Your task → Would you please restate all of the data exactly?

= Beginning of Section =

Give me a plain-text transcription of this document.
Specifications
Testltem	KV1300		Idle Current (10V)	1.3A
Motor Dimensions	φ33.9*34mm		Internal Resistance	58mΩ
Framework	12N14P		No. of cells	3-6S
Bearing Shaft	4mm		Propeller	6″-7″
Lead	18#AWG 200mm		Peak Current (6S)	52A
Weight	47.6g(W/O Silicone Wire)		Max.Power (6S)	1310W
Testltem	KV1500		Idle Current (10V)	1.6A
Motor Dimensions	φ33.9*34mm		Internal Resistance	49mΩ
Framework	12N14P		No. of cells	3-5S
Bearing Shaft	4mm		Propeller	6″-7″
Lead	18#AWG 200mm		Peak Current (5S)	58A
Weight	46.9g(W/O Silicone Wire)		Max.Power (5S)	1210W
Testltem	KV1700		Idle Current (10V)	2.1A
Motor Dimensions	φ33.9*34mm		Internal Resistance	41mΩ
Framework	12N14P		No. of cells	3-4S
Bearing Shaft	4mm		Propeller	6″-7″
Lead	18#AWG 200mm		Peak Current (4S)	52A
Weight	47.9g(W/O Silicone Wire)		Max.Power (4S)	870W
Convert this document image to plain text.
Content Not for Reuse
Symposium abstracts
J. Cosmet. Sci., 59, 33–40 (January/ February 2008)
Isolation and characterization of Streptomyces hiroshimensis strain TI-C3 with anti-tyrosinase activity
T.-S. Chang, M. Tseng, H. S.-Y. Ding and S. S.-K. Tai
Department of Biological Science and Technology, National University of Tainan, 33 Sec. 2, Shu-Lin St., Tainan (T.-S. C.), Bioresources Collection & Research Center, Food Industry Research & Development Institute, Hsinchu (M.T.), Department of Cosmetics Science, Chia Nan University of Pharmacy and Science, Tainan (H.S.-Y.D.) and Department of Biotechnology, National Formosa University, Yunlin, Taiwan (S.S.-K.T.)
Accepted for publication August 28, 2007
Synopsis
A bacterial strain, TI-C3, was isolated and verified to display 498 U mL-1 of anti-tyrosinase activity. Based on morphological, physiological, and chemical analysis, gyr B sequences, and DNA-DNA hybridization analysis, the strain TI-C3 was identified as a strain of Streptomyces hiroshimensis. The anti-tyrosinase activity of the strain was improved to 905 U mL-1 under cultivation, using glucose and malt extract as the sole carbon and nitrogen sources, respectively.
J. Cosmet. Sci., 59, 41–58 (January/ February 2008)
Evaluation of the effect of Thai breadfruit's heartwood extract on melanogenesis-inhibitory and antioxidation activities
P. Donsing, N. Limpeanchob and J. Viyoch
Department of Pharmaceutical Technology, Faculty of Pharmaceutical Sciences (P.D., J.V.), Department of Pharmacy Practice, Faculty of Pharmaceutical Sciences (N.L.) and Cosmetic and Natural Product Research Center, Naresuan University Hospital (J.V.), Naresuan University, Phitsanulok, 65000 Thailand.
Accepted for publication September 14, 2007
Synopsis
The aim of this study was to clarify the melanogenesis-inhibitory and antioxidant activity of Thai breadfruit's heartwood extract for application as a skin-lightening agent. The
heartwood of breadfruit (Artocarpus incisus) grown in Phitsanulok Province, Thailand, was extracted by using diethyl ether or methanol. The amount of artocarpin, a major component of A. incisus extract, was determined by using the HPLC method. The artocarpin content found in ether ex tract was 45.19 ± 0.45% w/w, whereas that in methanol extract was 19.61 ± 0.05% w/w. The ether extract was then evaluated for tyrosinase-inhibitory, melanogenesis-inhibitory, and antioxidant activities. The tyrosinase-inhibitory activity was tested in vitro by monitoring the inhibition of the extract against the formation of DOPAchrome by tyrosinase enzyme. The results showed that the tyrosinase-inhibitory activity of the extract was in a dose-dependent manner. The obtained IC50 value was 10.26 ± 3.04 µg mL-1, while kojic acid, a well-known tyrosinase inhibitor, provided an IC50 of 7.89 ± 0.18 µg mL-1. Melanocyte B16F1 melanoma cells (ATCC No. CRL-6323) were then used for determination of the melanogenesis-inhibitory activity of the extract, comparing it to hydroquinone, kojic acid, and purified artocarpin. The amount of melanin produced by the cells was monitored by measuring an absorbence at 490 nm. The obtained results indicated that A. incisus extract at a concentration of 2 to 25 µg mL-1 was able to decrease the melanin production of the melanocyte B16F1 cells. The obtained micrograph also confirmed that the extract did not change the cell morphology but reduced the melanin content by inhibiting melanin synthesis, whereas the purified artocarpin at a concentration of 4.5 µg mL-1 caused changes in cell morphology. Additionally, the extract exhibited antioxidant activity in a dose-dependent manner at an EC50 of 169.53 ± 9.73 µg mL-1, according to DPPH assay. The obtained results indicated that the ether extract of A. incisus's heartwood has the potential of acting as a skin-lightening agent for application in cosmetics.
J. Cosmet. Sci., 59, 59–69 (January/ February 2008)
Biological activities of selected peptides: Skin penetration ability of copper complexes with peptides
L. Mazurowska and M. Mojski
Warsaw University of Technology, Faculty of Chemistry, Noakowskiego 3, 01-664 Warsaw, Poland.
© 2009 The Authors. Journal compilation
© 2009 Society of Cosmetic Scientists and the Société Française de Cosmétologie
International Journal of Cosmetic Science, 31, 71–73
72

= End of Section =

Exercise answer →
Give me a plain-text transcription of this document.
Specifications
Testltem	KV1300		Idle Current (10V)	1.3A
Motor Dimensions	φ33.9*34mm		Internal Resistance	58mΩ
Framework	12N14P		No. of cells	3-6S
Bearing Shaft	4mm		Propeller	6″-7″
Lead	18#AWG 200mm		Peak Current (6S)	52A
Weight	47.6g(W/O Silicone Wire)		Max.Power (6S)	1310W
Testltem	KV1500		Idle Current (10V)	1.6A
Motor Dimensions	φ33.9*34mm		Internal Resistance	49mΩ
Framework	12N14P		No. of cells	3-5S
Bearing Shaft	4mm		Propeller	6″-7″
Lead	18#AWG 200mm		Peak Current (5S)	58A
Weight	46.9g(W/O Silicone Wire)		Max.Power (5S)	1210W
Testltem	KV1700		Idle Current (10V)	2.1A
Motor Dimensions	φ33.9*34mm		Internal Resistance	41mΩ
Framework	12N14P		No. of cells	3-4S
Bearing Shaft	4mm		Propeller	6″-7″
Lead	18#AWG 200mm		Peak Current (4S)	52A
Weight	47.9g(W/O Silicone Wire)		Max.Power (4S)	870W
Convert this document image to plain text.
Content Not for Reuse
Symposium abstracts
J. Cosmet. Sci., 59, 33–40 (January/ February 2008)
Isolation and characterization of Streptomyces hiroshimensis strain TI-C3 with anti-tyrosinase activity
T.-S. Chang, M. Tseng, H. S.-Y. Ding and S. S.-K. Tai
Department of Biological Science and Technology, National University of Tainan, 33 Sec. 2, Shu-Lin St., Tainan (T.-S. C.), Bioresources Collection & Research Center, Food Industry Research & Development Institute, Hsinchu (M.T.), Department of Cosmetics Science, Chia Nan University of Pharmacy and Science, Tainan (H.S.-Y.D.) and Department of Biotechnology, National Formosa University, Yunlin, Taiwan (S.S.-K.T.)
Accepted for publication August 28, 2007
Synopsis
A bacterial strain, TI-C3, was isolated and verified to display 498 U mL-1 of anti-tyrosinase activity. Based on morphological, physiological, and chemical analysis, gyr B sequences, and DNA-DNA hybridization analysis, the strain TI-C3 was identified as a strain of Streptomyces hiroshimensis. The anti-tyrosinase activity of the strain was improved to 905 U mL-1 under cultivation, using glucose and malt extract as the sole carbon and nitrogen sources, respectively.
J. Cosmet. Sci., 59, 41–58 (January/ February 2008)
Evaluation of the effect of Thai breadfruit's heartwood extract on melanogenesis-inhibitory and antioxidation activities
P. Donsing, N. Limpeanchob and J. Viyoch
Department of Pharmaceutical Technology, Faculty of Pharmaceutical Sciences (P.D., J.V.), Department of Pharmacy Practice, Faculty of Pharmaceutical Sciences (N.L.) and Cosmetic and Natural Product Research Center, Naresuan University Hospital (J.V.), Naresuan University, Phitsanulok, 65000 Thailand.
Accepted for publication September 14, 2007
Synopsis
The aim of this study was to clarify the melanogenesis-inhibitory and antioxidant activity of Thai breadfruit's heartwood extract for application as a skin-lightening agent. The
heartwood of breadfruit (Artocarpus incisus) grown in Phitsanulok Province, Thailand, was extracted by using diethyl ether or methanol. The amount of artocarpin, a major component of A. incisus extract, was determined by using the HPLC method. The artocarpin content found in ether ex tract was 45.19 ± 0.45% w/w, whereas that in methanol extract was 19.61 ± 0.05% w/w. The ether extract was then evaluated for tyrosinase-inhibitory, melanogenesis-inhibitory, and antioxidant activities. The tyrosinase-inhibitory activity was tested in vitro by monitoring the inhibition of the extract against the formation of DOPAchrome by tyrosinase enzyme. The results showed that the tyrosinase-inhibitory activity of the extract was in a dose-dependent manner. The obtained IC50 value was 10.26 ± 3.04 µg mL-1, while kojic acid, a well-known tyrosinase inhibitor, provided an IC50 of 7.89 ± 0.18 µg mL-1. Melanocyte B16F1 melanoma cells (ATCC No. CRL-6323) were then used for determination of the melanogenesis-inhibitory activity of the extract, comparing it to hydroquinone, kojic acid, and purified artocarpin. The amount of melanin produced by the cells was monitored by measuring an absorbence at 490 nm. The obtained results indicated that A. incisus extract at a concentration of 2 to 25 µg mL-1 was able to decrease the melanin production of the melanocyte B16F1 cells. The obtained micrograph also confirmed that the extract did not change the cell morphology but reduced the melanin content by inhibiting melanin synthesis, whereas the purified artocarpin at a concentration of 4.5 µg mL-1 caused changes in cell morphology. Additionally, the extract exhibited antioxidant activity in a dose-dependent manner at an EC50 of 169.53 ± 9.73 µg mL-1, according to DPPH assay. The obtained results indicated that the ether extract of A. incisus's heartwood has the potential of acting as a skin-lightening agent for application in cosmetics.
J. Cosmet. Sci., 59, 59–69 (January/ February 2008)
Biological activities of selected peptides: Skin penetration ability of copper complexes with peptides
L. Mazurowska and M. Mojski
Warsaw University of Technology, Faculty of Chemistry, Noakowskiego 3, 01-664 Warsaw, Poland.
© 2009 The Authors. Journal compilation
© 2009 Society of Cosmetic Scientists and the Société Française de Cosmétologie
International Journal of Cosmetic Science, 31, 71–73
72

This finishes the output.